→ **Work required**
Copy the data that follows, character for character, minus the pictures.
--- --- ---
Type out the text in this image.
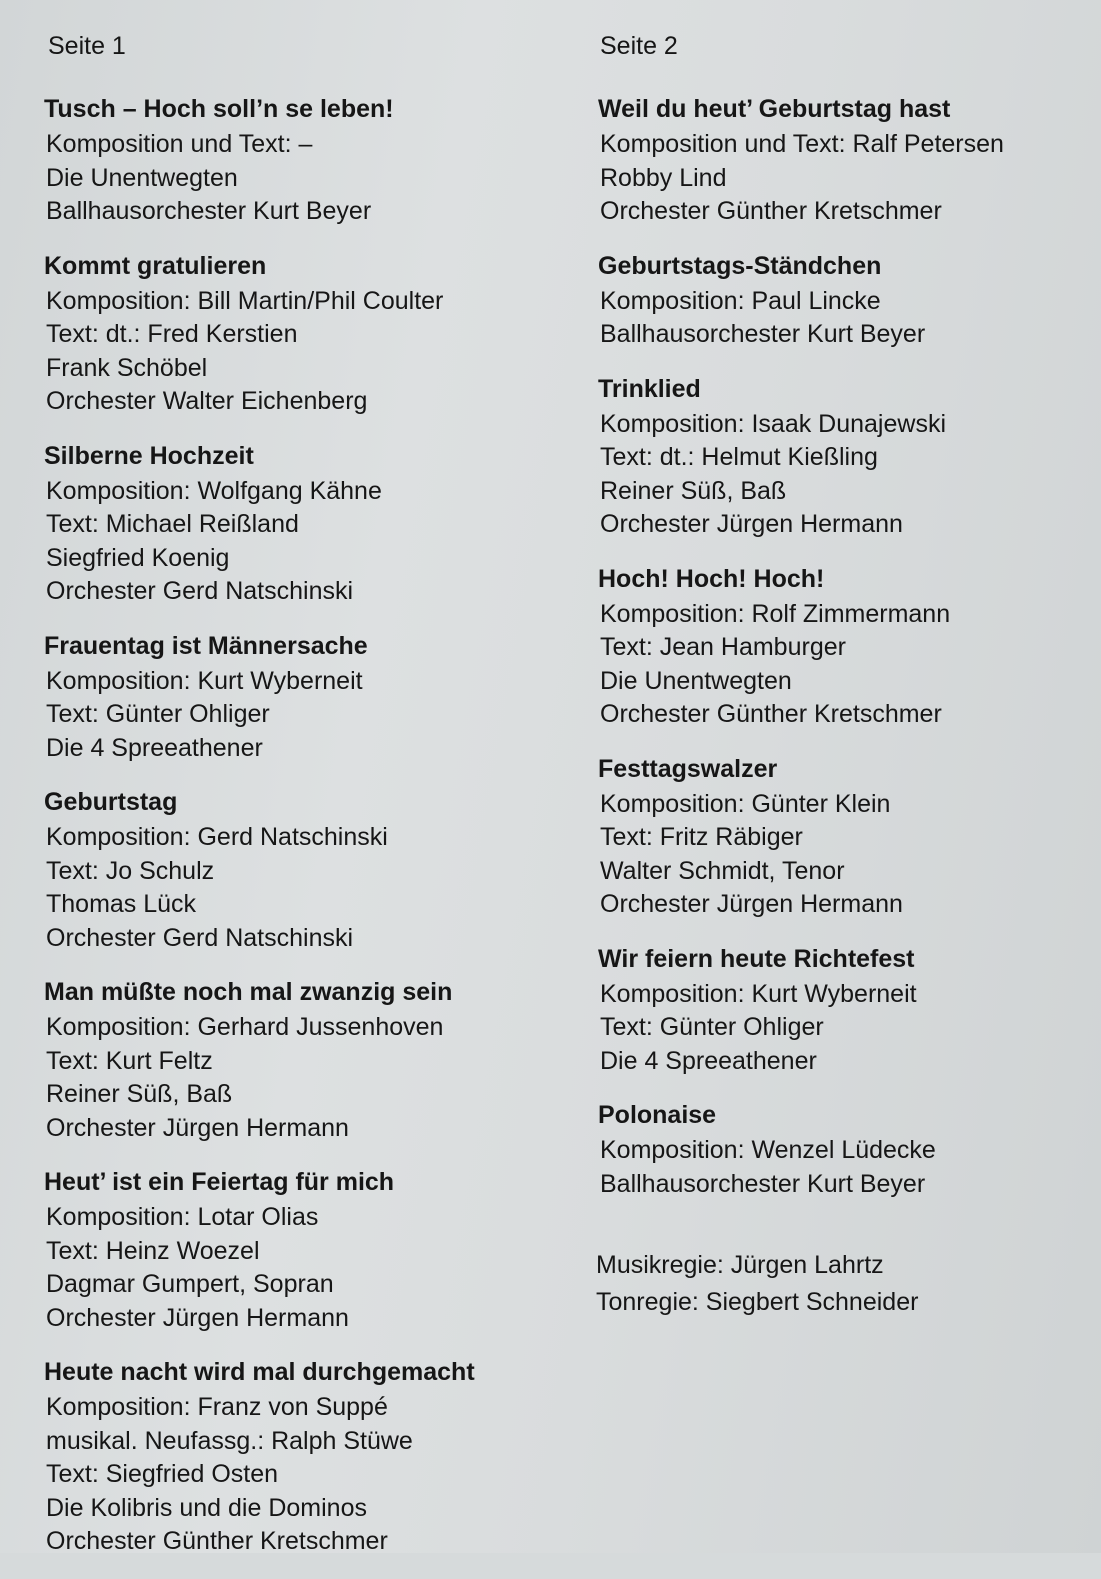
Seite 1
Tusch – Hoch soll’n se leben!
Komposition und Text: –
Die Unentwegten
Ballhausorchester Kurt Beyer
Kommt gratulieren
Komposition: Bill Martin/Phil Coulter
Text: dt.: Fred Kerstien
Frank Schöbel
Orchester Walter Eichenberg
Silberne Hochzeit
Komposition: Wolfgang Kähne
Text: Michael Reißland
Siegfried Koenig
Orchester Gerd Natschinski
Frauentag ist Männersache
Komposition: Kurt Wyberneit
Text: Günter Ohliger
Die 4 Spreeathener
Geburtstag
Komposition: Gerd Natschinski
Text: Jo Schulz
Thomas Lück
Orchester Gerd Natschinski
Man müßte noch mal zwanzig sein
Komposition: Gerhard Jussenhoven
Text: Kurt Feltz
Reiner Süß, Baß
Orchester Jürgen Hermann
Heut’ ist ein Feiertag für mich
Komposition: Lotar Olias
Text: Heinz Woezel
Dagmar Gumpert, Sopran
Orchester Jürgen Hermann
Heute nacht wird mal durchgemacht
Komposition: Franz von Suppé
musikal. Neufassg.: Ralph Stüwe
Text: Siegfried Osten
Die Kolibris und die Dominos
Orchester Günther Kretschmer
Seite 2
Weil du heut’ Geburtstag hast
Komposition und Text: Ralf Petersen
Robby Lind
Orchester Günther Kretschmer
Geburtstags-Ständchen
Komposition: Paul Lincke
Ballhausorchester Kurt Beyer
Trinklied
Komposition: Isaak Dunajewski
Text: dt.: Helmut Kießling
Reiner Süß, Baß
Orchester Jürgen Hermann
Hoch! Hoch! Hoch!
Komposition: Rolf Zimmermann
Text: Jean Hamburger
Die Unentwegten
Orchester Günther Kretschmer
Festtagswalzer
Komposition: Günter Klein
Text: Fritz Räbiger
Walter Schmidt, Tenor
Orchester Jürgen Hermann
Wir feiern heute Richtefest
Komposition: Kurt Wyberneit
Text: Günter Ohliger
Die 4 Spreeathener
Polonaise
Komposition: Wenzel Lüdecke
Ballhausorchester Kurt Beyer
Musikregie: Jürgen Lahrtz
Tonregie: Siegbert Schneider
--- --- ---
→ **Result of this task**
Type out the text in this image.
Seite 1
Tusch – Hoch soll’n se leben!
Komposition und Text: –
Die Unentwegten
Ballhausorchester Kurt Beyer
Kommt gratulieren
Komposition: Bill Martin/Phil Coulter
Text: dt.: Fred Kerstien
Frank Schöbel
Orchester Walter Eichenberg
Silberne Hochzeit
Komposition: Wolfgang Kähne
Text: Michael Reißland
Siegfried Koenig
Orchester Gerd Natschinski
Frauentag ist Männersache
Komposition: Kurt Wyberneit
Text: Günter Ohliger
Die 4 Spreeathener
Geburtstag
Komposition: Gerd Natschinski
Text: Jo Schulz
Thomas Lück
Orchester Gerd Natschinski
Man müßte noch mal zwanzig sein
Komposition: Gerhard Jussenhoven
Text: Kurt Feltz
Reiner Süß, Baß
Orchester Jürgen Hermann
Heut’ ist ein Feiertag für mich
Komposition: Lotar Olias
Text: Heinz Woezel
Dagmar Gumpert, Sopran
Orchester Jürgen Hermann
Heute nacht wird mal durchgemacht
Komposition: Franz von Suppé
musikal. Neufassg.: Ralph Stüwe
Text: Siegfried Osten
Die Kolibris und die Dominos
Orchester Günther Kretschmer
Seite 2
Weil du heut’ Geburtstag hast
Komposition und Text: Ralf Petersen
Robby Lind
Orchester Günther Kretschmer
Geburtstags-Ständchen
Komposition: Paul Lincke
Ballhausorchester Kurt Beyer
Trinklied
Komposition: Isaak Dunajewski
Text: dt.: Helmut Kießling
Reiner Süß, Baß
Orchester Jürgen Hermann
Hoch! Hoch! Hoch!
Komposition: Rolf Zimmermann
Text: Jean Hamburger
Die Unentwegten
Orchester Günther Kretschmer
Festtagswalzer
Komposition: Günter Klein
Text: Fritz Räbiger
Walter Schmidt, Tenor
Orchester Jürgen Hermann
Wir feiern heute Richtefest
Komposition: Kurt Wyberneit
Text: Günter Ohliger
Die 4 Spreeathener
Polonaise
Komposition: Wenzel Lüdecke
Ballhausorchester Kurt Beyer
Musikregie: Jürgen Lahrtz
Tonregie: Siegbert Schneider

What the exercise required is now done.